| Data in this exercise |
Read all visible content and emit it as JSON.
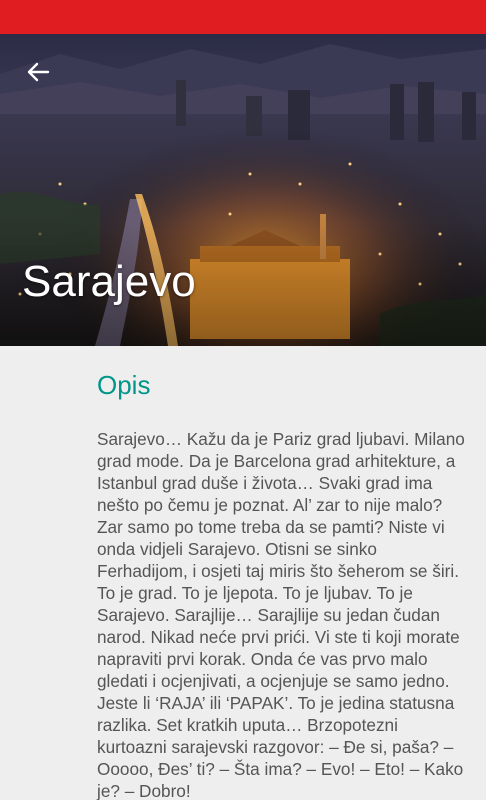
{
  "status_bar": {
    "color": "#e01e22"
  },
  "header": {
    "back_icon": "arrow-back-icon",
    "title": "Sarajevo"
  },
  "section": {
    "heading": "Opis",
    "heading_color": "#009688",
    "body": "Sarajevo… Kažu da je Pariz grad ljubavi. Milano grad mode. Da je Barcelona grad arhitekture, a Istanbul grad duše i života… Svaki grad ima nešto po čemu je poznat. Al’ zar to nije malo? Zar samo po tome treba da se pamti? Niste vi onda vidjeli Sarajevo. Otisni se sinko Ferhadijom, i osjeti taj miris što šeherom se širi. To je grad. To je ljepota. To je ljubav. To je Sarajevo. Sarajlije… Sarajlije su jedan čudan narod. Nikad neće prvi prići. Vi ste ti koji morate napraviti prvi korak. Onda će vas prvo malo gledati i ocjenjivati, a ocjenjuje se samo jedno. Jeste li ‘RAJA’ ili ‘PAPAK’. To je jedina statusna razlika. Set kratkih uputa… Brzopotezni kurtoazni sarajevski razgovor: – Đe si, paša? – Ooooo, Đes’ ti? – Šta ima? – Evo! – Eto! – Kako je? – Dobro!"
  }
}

| Your instructions |
Set down the lines of the records above exactly, apart from the pictures.

| Exercise response |
Read all visible content and emit it as JSON.
{
  "status_bar": {
    "color": "#e01e22"
  },
  "header": {
    "back_icon": "arrow-back-icon",
    "title": "Sarajevo"
  },
  "section": {
    "heading": "Opis",
    "heading_color": "#009688",
    "body": "Sarajevo… Kažu da je Pariz grad ljubavi. Milano grad mode. Da je Barcelona grad arhitekture, a Istanbul grad duše i života… Svaki grad ima nešto po čemu je poznat. Al’ zar to nije malo? Zar samo po tome treba da se pamti? Niste vi onda vidjeli Sarajevo. Otisni se sinko Ferhadijom, i osjeti taj miris što šeherom se širi. To je grad. To je ljepota. To je ljubav. To je Sarajevo. Sarajlije… Sarajlije su jedan čudan narod. Nikad neće prvi prići. Vi ste ti koji morate napraviti prvi korak. Onda će vas prvo malo gledati i ocjenjivati, a ocjenjuje se samo jedno. Jeste li ‘RAJA’ ili ‘PAPAK’. To je jedina statusna razlika. Set kratkih uputa… Brzopotezni kurtoazni sarajevski razgovor: – Đe si, paša? – Ooooo, Đes’ ti? – Šta ima? – Evo! – Eto! – Kako je? – Dobro!"
  }
}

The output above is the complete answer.